What you have to do ->
In the listing that follows, count each line where the word "sekcja" appears; write nothing but the count.
──────── Dataset excerpts
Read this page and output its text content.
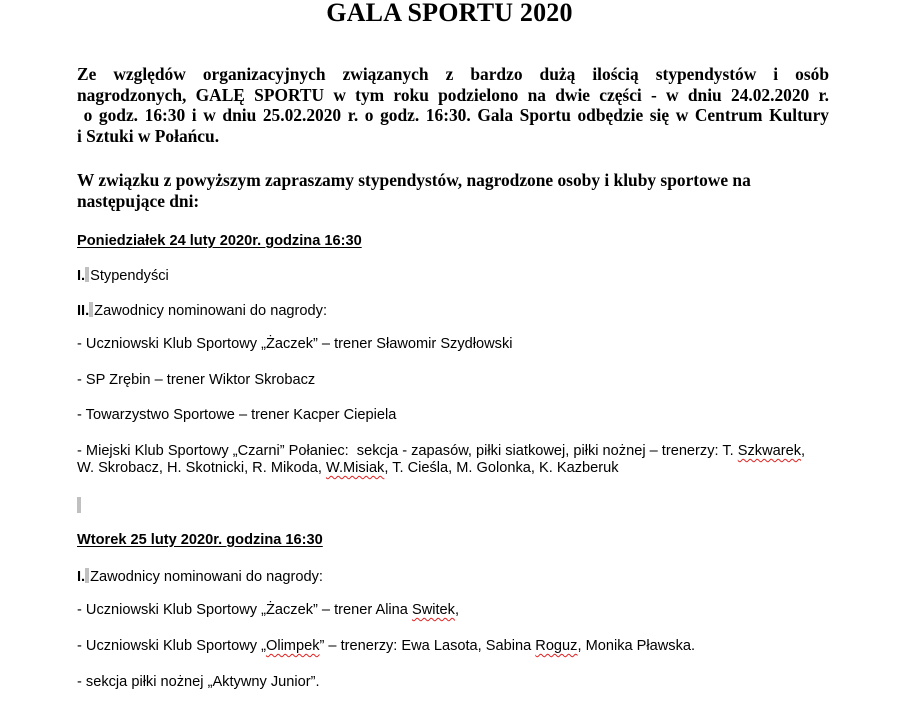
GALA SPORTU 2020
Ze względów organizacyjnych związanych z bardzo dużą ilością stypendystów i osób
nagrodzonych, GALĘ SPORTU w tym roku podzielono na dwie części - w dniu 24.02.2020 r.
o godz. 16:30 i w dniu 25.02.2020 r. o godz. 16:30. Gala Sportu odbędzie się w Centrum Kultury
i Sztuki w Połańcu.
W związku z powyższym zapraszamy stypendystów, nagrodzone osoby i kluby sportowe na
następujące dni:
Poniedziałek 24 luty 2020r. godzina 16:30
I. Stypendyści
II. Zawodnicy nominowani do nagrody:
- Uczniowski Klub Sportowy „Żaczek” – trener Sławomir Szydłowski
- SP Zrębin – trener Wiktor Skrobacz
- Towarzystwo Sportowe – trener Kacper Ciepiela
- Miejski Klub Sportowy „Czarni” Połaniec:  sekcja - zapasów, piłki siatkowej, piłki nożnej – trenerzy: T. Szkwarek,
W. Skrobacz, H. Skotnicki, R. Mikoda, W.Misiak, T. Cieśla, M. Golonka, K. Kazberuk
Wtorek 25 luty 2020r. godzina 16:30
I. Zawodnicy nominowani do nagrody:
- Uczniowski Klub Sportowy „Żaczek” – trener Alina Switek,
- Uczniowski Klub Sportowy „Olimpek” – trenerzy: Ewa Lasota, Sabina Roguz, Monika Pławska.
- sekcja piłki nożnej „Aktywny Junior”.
────────────────
──────── Dataset excerpts
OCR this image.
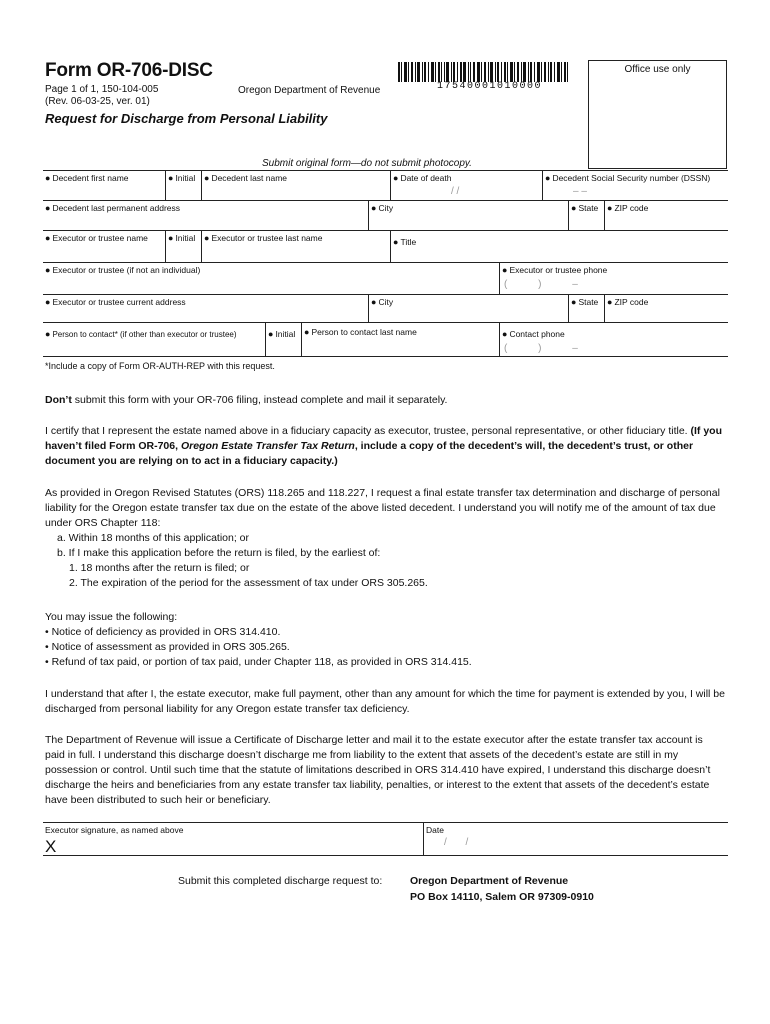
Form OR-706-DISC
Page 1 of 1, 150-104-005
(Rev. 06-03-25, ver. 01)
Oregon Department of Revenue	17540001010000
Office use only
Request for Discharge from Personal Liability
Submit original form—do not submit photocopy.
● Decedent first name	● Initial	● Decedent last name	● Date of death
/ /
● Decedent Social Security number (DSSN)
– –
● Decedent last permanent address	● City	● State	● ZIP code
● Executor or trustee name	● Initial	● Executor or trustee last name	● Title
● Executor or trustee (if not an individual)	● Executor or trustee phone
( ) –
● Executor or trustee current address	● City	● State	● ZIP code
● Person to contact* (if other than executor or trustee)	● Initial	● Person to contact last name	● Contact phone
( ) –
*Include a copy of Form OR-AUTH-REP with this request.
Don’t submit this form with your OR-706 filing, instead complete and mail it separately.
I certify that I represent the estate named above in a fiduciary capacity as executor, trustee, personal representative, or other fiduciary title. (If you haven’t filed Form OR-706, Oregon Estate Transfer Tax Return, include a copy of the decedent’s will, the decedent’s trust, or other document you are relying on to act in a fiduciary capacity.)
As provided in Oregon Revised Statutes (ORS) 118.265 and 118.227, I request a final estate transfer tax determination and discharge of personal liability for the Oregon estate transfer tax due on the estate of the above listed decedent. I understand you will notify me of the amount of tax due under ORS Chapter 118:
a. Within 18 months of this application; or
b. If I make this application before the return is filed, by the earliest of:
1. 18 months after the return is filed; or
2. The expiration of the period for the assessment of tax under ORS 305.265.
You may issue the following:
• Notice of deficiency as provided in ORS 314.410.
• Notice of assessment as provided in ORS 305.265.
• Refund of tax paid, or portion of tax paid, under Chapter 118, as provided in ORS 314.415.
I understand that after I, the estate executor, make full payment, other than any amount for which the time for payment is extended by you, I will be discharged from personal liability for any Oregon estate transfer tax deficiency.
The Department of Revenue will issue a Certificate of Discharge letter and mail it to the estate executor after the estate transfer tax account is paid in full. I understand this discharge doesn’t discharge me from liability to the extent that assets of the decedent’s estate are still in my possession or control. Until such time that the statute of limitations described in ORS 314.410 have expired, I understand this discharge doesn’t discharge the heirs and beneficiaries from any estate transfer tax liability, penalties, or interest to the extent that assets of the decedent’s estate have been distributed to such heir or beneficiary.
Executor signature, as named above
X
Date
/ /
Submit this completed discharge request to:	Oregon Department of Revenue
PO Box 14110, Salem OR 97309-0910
────────────────
──────── Dataset excerpts
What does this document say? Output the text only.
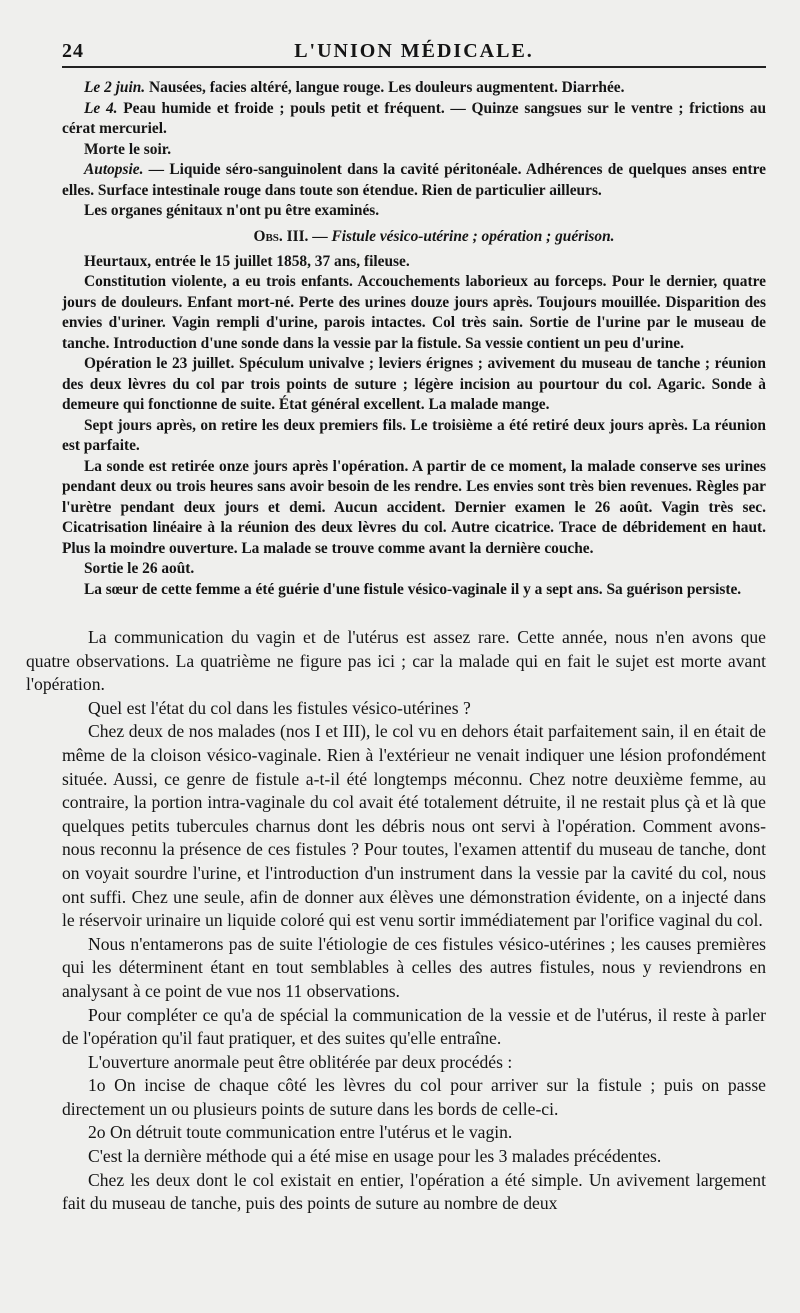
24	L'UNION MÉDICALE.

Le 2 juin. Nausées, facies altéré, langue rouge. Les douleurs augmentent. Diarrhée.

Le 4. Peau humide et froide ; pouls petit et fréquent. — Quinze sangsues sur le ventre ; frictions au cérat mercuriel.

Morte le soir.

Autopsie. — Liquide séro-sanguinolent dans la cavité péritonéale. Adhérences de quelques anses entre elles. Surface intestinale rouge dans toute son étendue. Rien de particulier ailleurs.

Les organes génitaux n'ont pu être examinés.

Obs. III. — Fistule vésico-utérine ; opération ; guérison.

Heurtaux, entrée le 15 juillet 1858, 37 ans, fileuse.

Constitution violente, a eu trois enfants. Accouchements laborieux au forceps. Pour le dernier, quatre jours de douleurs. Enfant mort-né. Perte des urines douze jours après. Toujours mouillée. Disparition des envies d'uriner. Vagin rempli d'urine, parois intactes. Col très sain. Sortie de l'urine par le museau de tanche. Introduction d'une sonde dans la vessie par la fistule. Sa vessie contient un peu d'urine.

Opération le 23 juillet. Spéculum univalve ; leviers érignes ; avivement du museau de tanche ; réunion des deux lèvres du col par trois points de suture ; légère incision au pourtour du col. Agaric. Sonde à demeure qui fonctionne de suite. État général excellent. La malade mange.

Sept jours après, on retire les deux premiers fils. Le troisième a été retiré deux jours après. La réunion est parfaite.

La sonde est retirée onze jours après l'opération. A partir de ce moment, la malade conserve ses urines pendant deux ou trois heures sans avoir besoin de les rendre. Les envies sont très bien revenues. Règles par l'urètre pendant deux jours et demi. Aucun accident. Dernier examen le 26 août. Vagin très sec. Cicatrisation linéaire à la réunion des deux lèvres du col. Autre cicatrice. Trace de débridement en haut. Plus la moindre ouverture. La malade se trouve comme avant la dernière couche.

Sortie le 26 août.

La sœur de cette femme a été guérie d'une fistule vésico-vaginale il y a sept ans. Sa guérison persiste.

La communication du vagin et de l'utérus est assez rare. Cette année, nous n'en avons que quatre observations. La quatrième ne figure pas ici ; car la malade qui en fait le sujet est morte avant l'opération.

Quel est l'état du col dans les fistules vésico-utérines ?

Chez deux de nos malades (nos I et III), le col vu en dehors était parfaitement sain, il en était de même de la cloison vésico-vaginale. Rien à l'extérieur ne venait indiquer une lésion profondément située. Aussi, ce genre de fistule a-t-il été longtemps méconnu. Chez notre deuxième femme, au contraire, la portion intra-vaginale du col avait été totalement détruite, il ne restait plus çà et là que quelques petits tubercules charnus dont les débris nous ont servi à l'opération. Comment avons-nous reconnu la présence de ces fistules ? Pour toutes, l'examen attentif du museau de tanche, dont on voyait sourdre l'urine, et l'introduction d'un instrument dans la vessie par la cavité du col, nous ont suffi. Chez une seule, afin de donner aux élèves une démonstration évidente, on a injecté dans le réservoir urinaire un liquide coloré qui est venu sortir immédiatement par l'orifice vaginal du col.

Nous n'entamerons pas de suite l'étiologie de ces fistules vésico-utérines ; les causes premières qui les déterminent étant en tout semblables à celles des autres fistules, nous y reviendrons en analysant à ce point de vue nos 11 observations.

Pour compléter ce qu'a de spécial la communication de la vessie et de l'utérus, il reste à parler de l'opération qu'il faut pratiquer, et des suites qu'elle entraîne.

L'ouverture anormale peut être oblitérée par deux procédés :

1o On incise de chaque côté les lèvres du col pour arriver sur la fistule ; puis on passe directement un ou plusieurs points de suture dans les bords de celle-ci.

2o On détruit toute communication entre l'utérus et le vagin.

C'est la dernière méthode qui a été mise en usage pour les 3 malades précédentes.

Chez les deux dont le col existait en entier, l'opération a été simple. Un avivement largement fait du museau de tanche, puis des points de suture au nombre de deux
────────────────
Solution ->
2